Quote the records that follow in full, leaving the pictures out.
· · · · · · ·
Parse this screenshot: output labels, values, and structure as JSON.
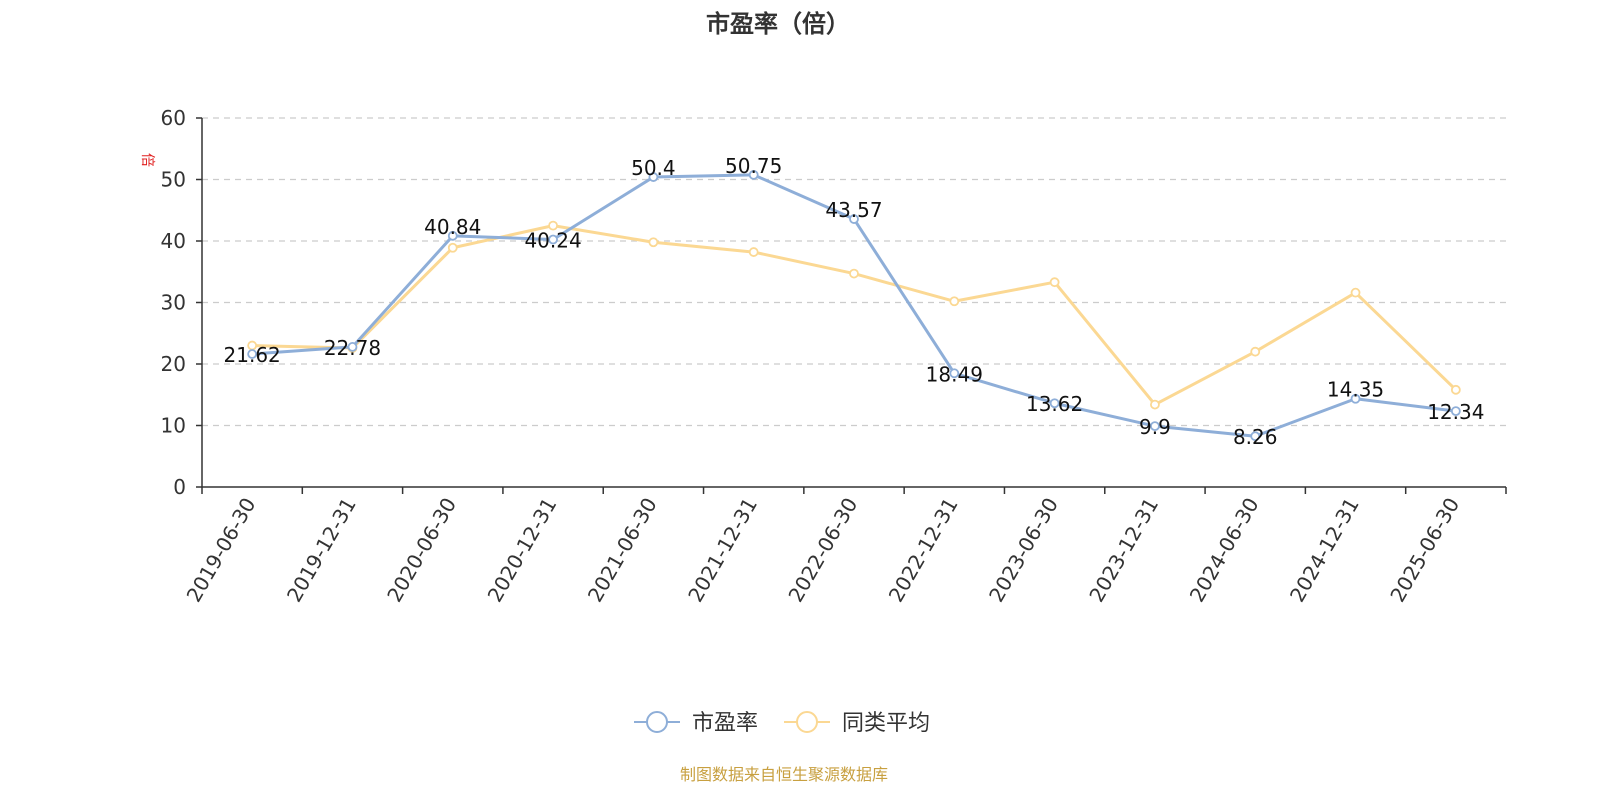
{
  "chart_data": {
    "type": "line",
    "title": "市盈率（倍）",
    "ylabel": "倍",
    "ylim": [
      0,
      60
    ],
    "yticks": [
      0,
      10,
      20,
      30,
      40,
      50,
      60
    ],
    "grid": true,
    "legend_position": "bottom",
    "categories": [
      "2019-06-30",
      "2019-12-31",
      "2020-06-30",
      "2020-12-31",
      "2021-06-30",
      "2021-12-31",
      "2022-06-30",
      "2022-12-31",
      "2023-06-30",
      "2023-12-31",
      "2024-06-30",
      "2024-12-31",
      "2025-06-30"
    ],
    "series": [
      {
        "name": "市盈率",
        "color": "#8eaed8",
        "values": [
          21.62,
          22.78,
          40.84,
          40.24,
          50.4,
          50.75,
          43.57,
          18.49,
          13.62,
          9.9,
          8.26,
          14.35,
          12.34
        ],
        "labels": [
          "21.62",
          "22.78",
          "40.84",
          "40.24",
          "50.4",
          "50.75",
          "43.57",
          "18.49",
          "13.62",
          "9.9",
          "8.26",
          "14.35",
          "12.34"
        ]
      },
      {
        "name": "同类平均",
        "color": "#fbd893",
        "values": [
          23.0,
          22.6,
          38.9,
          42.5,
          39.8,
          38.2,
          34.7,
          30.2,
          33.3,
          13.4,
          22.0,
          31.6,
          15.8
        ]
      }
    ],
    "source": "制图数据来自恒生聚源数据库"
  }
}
· · · · · · ·
**Output below:**
Parse this screenshot: output labels, values, and structure as JSON.
{
  "chart_data": {
    "type": "line",
    "title": "市盈率（倍）",
    "ylabel": "倍",
    "ylim": [
      0,
      60
    ],
    "yticks": [
      0,
      10,
      20,
      30,
      40,
      50,
      60
    ],
    "grid": true,
    "legend_position": "bottom",
    "categories": [
      "2019-06-30",
      "2019-12-31",
      "2020-06-30",
      "2020-12-31",
      "2021-06-30",
      "2021-12-31",
      "2022-06-30",
      "2022-12-31",
      "2023-06-30",
      "2023-12-31",
      "2024-06-30",
      "2024-12-31",
      "2025-06-30"
    ],
    "series": [
      {
        "name": "市盈率",
        "color": "#8eaed8",
        "values": [
          21.62,
          22.78,
          40.84,
          40.24,
          50.4,
          50.75,
          43.57,
          18.49,
          13.62,
          9.9,
          8.26,
          14.35,
          12.34
        ],
        "labels": [
          "21.62",
          "22.78",
          "40.84",
          "40.24",
          "50.4",
          "50.75",
          "43.57",
          "18.49",
          "13.62",
          "9.9",
          "8.26",
          "14.35",
          "12.34"
        ]
      },
      {
        "name": "同类平均",
        "color": "#fbd893",
        "values": [
          23.0,
          22.6,
          38.9,
          42.5,
          39.8,
          38.2,
          34.7,
          30.2,
          33.3,
          13.4,
          22.0,
          31.6,
          15.8
        ]
      }
    ],
    "source": "制图数据来自恒生聚源数据库"
  }
}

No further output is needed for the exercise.